> **Material for the task**
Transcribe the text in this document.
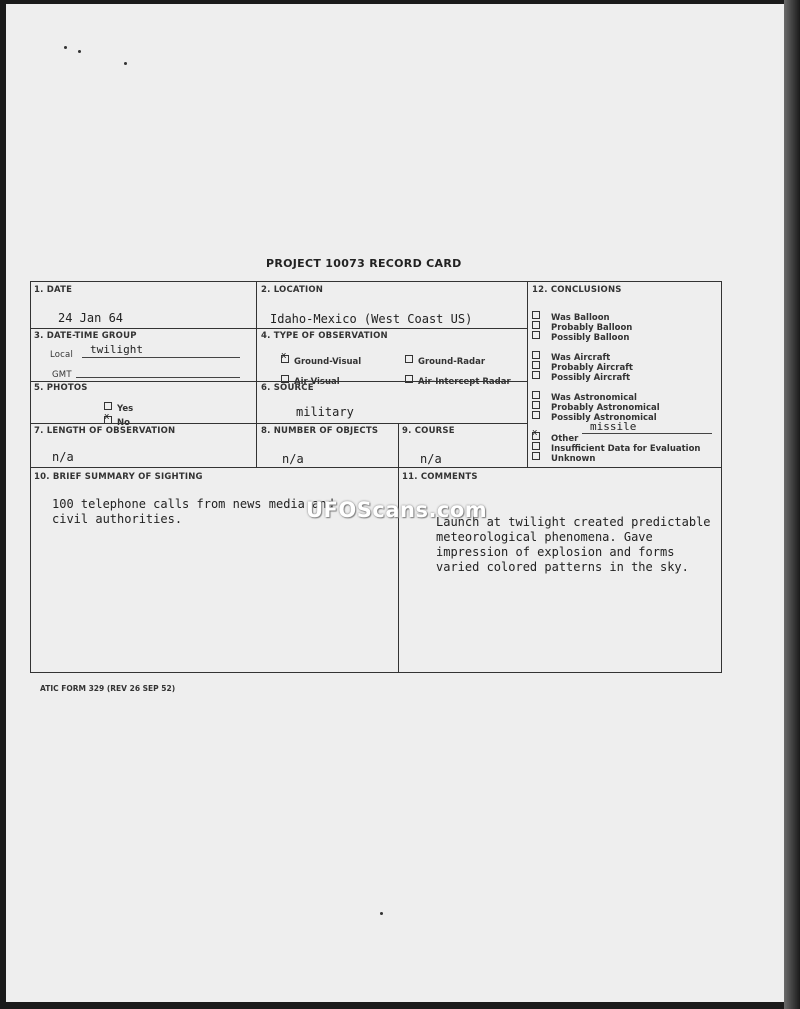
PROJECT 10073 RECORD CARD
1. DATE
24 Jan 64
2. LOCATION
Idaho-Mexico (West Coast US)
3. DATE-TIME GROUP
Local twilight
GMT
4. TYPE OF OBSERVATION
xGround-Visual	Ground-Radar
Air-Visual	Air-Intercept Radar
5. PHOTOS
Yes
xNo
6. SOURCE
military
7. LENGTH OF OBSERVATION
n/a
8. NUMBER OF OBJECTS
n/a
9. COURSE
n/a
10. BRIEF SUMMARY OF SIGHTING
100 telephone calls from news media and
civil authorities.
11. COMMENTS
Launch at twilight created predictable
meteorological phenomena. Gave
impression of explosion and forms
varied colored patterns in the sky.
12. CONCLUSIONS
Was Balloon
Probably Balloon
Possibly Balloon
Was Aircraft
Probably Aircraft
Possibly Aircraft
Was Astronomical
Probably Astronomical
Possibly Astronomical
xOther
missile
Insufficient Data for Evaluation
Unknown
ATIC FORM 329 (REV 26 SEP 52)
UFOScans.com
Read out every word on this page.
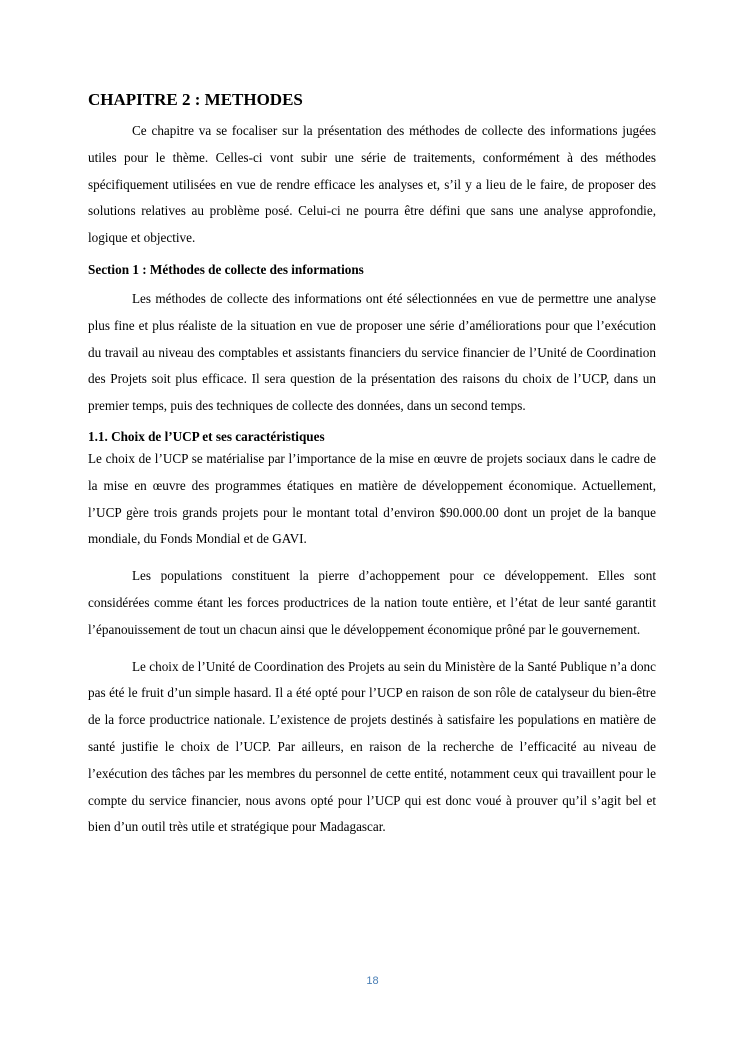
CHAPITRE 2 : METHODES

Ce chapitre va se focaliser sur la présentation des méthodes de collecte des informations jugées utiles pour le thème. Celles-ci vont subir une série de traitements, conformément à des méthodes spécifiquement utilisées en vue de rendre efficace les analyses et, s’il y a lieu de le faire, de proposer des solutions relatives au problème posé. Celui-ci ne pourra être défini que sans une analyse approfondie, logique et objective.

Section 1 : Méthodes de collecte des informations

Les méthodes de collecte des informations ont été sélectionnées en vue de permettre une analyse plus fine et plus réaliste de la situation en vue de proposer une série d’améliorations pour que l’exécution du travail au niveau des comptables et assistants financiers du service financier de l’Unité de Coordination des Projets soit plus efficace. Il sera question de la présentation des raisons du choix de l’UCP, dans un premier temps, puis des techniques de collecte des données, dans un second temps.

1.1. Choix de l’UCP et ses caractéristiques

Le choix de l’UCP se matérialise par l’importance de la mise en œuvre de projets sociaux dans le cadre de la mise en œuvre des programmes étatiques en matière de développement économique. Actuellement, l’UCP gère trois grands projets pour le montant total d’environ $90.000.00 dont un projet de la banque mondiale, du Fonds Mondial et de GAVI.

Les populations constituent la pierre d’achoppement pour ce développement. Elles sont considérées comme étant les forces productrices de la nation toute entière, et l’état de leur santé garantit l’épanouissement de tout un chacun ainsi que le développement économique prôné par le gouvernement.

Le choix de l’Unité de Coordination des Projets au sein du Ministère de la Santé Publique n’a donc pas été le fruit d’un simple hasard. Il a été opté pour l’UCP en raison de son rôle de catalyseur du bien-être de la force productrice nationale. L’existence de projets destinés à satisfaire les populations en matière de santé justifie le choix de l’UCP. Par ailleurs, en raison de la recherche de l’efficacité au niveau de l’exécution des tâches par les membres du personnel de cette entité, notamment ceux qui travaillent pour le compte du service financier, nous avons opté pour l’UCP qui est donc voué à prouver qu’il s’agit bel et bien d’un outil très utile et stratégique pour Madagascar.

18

* * *

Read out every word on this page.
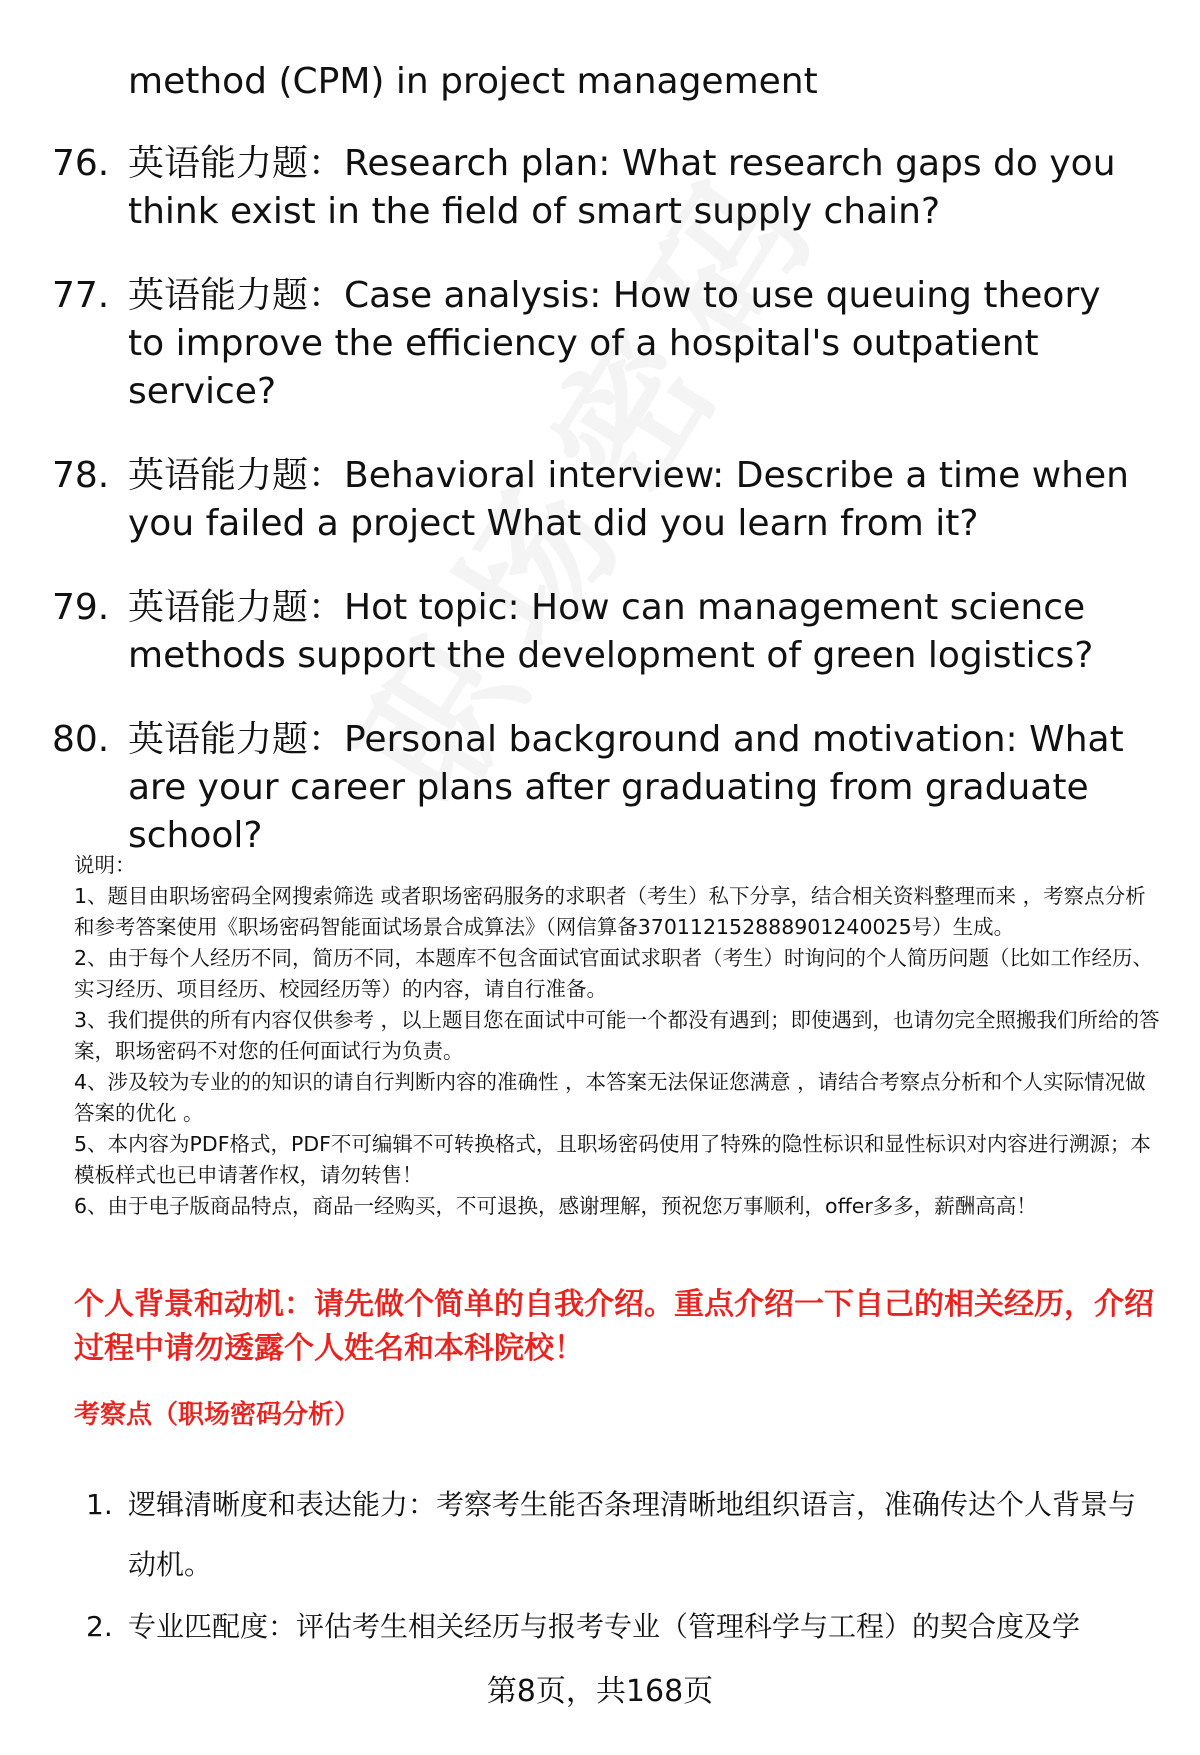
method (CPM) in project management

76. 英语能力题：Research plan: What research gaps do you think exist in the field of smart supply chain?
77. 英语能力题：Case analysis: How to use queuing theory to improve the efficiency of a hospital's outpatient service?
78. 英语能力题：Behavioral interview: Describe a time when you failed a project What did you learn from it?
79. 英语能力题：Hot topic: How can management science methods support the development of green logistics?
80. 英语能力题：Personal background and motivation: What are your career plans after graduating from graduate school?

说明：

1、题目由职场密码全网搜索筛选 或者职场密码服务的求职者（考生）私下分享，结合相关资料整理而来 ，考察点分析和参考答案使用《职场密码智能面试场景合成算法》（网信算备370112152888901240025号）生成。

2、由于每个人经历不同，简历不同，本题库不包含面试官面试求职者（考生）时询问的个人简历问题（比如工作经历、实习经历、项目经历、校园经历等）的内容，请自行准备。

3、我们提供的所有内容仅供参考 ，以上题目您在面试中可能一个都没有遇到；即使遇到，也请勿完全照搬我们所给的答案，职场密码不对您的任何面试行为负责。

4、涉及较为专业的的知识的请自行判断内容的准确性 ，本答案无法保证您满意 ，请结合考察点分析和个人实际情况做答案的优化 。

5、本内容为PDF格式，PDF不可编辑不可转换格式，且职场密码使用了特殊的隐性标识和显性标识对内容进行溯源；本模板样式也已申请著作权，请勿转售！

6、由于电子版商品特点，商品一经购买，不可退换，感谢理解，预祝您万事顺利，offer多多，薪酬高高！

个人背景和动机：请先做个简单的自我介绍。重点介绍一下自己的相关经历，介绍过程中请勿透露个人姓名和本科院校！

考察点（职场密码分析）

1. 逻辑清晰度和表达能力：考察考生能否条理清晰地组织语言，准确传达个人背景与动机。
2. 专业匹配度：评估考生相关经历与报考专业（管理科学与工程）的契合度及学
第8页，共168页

> **Brief**
Using the listing, collect all lines in which the string "OBSERVATION" is found.

> **Answer to the task**
4. TYPE OF OBSERVATION
7. LENGTH OF OBSERVATION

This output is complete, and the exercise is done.